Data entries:
>>>>>

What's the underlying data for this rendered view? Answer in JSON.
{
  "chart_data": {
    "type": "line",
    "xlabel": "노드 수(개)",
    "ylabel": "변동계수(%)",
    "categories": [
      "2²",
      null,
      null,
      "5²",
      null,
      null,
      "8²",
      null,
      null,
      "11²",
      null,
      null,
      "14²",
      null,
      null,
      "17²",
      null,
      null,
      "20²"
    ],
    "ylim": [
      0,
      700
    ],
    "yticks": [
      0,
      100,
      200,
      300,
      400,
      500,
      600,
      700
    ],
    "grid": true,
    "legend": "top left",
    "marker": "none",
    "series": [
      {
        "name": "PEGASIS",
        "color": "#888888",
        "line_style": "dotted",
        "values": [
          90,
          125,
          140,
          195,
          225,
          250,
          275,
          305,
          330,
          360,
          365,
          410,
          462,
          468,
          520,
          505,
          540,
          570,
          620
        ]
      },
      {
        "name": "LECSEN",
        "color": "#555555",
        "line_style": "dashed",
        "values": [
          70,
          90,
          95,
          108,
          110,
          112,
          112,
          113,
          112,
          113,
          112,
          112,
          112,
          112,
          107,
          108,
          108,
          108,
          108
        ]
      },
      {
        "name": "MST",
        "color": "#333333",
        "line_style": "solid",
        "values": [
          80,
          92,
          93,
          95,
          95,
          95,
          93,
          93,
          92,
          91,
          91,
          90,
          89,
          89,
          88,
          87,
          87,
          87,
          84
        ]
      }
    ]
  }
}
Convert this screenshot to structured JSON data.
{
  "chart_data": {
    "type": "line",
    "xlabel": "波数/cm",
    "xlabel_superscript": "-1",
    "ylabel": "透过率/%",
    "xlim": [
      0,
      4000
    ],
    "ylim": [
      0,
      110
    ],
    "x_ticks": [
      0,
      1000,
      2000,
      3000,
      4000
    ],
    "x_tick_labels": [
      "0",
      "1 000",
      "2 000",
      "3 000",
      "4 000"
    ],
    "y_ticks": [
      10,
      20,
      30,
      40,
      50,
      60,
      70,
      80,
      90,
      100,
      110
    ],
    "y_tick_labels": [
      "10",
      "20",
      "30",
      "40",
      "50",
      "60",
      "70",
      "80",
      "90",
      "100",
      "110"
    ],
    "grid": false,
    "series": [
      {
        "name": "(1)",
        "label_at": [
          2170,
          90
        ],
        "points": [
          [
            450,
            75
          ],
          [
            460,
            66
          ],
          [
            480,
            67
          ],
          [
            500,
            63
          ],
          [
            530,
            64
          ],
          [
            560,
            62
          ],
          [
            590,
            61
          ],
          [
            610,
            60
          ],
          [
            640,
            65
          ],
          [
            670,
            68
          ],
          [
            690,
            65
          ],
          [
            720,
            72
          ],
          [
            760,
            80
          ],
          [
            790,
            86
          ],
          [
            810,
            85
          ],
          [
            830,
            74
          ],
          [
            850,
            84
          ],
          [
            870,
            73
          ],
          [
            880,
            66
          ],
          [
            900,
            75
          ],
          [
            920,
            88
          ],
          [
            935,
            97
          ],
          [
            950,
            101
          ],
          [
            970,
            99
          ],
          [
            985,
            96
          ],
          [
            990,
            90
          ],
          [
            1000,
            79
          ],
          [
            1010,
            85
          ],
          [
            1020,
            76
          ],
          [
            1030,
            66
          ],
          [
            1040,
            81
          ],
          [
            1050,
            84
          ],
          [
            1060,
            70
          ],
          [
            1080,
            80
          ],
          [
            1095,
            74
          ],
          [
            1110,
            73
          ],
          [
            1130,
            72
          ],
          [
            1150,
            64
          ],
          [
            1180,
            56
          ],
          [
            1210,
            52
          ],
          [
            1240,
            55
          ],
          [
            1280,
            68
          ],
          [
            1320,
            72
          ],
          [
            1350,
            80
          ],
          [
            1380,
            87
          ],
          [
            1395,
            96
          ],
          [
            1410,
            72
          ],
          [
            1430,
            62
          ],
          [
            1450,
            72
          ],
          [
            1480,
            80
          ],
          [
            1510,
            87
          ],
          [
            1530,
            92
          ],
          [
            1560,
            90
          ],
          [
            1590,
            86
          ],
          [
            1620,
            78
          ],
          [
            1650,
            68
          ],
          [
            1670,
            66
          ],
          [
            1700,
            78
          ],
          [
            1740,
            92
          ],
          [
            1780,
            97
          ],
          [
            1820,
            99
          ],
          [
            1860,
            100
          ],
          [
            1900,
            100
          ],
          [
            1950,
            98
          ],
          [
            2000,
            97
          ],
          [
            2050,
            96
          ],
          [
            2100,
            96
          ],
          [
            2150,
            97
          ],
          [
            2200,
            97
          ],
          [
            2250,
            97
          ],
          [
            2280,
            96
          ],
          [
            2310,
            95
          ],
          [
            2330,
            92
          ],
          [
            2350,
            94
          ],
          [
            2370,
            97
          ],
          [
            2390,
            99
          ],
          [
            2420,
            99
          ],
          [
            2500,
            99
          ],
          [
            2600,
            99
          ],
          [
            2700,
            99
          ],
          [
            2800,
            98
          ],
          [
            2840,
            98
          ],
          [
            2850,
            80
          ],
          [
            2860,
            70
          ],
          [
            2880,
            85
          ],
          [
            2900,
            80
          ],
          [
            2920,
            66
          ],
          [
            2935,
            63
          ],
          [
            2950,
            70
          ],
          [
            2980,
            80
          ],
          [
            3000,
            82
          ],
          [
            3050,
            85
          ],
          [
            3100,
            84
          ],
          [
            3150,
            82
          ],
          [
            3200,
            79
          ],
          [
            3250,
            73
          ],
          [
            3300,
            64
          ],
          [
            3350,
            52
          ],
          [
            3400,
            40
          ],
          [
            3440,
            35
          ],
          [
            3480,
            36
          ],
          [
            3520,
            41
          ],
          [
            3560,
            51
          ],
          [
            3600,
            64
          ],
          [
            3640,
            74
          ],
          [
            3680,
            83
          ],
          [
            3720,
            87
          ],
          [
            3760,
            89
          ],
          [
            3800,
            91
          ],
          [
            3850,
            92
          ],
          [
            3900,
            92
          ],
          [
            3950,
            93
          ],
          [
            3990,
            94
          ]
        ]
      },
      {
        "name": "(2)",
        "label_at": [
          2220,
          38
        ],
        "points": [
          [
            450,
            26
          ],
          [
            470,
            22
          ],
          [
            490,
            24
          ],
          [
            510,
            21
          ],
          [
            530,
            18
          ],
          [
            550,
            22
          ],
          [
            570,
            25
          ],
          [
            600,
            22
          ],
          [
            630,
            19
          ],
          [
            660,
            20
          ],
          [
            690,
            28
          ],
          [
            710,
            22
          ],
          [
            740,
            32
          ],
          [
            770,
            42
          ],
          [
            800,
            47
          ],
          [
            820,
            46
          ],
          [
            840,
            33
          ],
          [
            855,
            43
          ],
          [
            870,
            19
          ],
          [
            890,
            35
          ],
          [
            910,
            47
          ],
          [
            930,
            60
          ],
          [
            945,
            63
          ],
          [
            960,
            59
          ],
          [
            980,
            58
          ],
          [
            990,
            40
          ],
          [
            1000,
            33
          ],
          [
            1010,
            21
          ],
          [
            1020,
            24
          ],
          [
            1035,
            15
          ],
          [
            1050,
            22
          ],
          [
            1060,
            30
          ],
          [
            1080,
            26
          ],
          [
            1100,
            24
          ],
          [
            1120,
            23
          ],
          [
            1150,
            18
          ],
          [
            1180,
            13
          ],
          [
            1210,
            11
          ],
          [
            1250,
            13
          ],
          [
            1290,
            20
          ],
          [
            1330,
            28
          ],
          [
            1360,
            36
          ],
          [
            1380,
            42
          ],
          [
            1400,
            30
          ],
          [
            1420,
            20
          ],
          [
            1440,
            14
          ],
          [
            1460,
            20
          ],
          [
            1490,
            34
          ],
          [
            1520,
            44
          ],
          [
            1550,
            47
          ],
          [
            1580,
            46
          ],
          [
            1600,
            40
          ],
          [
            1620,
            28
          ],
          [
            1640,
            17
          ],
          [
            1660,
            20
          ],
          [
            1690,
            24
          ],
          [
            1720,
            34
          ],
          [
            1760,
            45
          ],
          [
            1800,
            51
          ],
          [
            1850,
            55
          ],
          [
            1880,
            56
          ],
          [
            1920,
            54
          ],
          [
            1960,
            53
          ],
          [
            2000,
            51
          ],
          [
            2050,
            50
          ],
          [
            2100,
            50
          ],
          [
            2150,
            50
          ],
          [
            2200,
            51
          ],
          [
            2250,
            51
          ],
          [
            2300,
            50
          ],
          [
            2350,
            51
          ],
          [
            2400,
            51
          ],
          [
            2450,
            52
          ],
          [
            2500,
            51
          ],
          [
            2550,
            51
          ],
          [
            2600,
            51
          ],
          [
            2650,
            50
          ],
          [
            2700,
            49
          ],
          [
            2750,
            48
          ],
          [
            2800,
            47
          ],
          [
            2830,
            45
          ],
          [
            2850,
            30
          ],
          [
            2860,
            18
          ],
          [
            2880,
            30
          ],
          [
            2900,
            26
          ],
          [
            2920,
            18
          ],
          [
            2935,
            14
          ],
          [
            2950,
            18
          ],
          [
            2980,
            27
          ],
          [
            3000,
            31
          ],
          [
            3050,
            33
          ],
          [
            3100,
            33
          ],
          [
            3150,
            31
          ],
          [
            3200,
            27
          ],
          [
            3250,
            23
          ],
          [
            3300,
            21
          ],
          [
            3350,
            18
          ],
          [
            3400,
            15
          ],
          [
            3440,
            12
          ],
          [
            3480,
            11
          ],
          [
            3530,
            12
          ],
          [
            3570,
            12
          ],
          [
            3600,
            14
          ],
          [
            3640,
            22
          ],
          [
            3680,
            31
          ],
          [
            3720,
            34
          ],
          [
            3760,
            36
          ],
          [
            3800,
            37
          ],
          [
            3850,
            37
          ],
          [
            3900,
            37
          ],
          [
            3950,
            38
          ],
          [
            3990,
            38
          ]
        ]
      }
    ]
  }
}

<<<<<

* Task brief:
Copy each line of the data above that holds "name".

* Reply:
        "name": "PEGASIS",
        "name": "LECSEN",
        "name": "MST",
        "name": "(1)",
        "name": "(2)",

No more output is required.